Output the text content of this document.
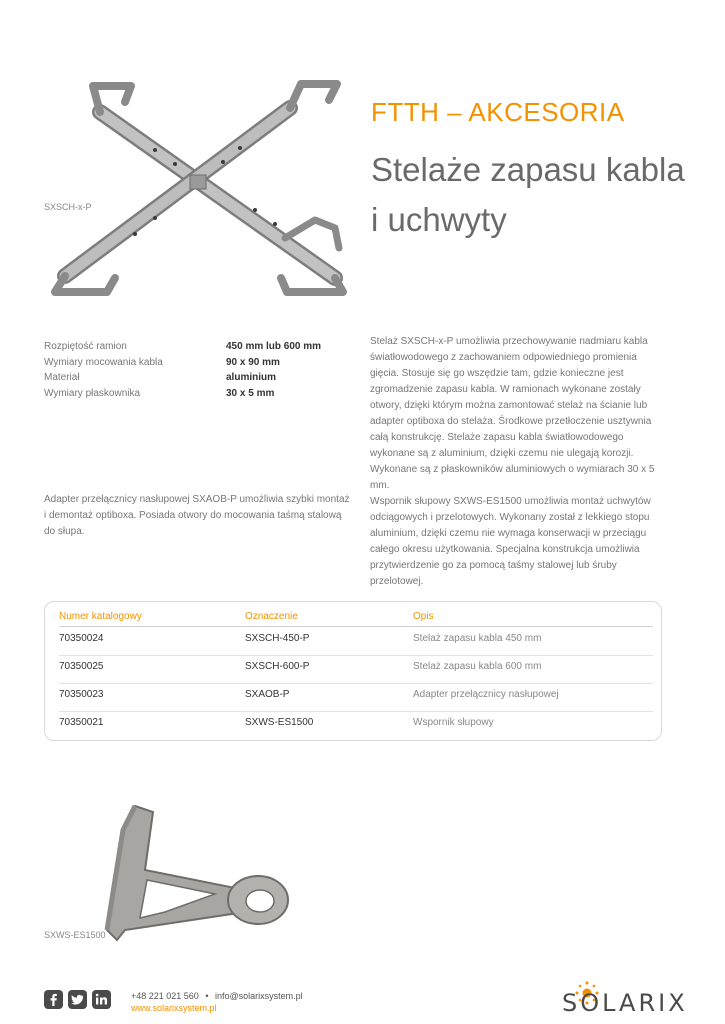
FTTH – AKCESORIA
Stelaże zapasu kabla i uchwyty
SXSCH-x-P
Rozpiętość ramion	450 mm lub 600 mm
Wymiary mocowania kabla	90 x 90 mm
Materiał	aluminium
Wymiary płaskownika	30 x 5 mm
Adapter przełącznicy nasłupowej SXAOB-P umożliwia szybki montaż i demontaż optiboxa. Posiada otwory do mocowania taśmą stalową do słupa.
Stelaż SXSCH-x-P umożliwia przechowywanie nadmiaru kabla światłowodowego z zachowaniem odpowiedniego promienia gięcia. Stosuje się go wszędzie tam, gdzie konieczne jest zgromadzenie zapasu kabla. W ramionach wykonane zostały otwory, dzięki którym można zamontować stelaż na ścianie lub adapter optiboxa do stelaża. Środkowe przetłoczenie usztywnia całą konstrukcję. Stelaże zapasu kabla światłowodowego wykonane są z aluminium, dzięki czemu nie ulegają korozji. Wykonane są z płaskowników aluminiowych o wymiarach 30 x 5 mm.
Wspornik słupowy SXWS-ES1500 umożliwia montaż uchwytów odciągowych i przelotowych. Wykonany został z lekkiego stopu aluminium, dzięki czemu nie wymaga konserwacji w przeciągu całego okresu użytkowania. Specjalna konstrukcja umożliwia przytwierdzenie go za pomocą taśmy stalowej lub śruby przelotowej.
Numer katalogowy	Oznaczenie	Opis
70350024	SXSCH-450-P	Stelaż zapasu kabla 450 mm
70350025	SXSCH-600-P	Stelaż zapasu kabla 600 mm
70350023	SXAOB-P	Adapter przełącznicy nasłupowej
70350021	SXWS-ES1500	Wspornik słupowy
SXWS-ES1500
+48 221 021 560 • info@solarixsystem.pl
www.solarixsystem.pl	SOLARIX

STATED EXERCISE:
Filter the records for lines holding the string "przełącznicy". Copy each one.

WRITTEN SOLUTION:
Adapter przełącznicy nasłupowej SXAOB-P umożliwia szybki montaż i demontaż optiboxa. Posiada otwory do mocowania taśmą stalową do słupa.
70350023	SXAOB-P	Adapter przełącznicy nasłupowej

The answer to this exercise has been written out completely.